## DATA FOR PROCESSING:
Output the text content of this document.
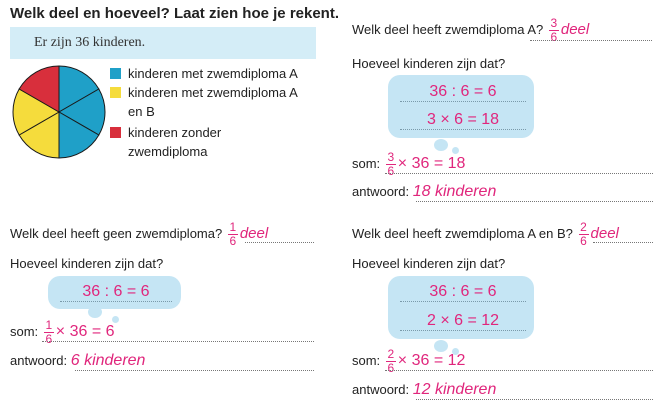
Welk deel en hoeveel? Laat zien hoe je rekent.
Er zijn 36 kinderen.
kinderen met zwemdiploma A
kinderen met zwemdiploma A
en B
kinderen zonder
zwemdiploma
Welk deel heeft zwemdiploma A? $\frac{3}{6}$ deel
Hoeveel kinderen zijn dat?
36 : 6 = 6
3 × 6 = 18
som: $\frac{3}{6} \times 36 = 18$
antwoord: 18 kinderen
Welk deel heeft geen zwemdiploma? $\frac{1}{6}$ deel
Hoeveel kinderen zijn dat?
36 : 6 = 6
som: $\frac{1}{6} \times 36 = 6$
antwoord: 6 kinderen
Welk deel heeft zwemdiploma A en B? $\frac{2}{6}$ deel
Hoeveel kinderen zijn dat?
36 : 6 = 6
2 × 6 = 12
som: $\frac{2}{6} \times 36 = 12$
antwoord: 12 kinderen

## STATED EXERCISE:
Find how many lines of the listing include the string "deel" and give that number, nothing else.

## FINAL RESULT:
4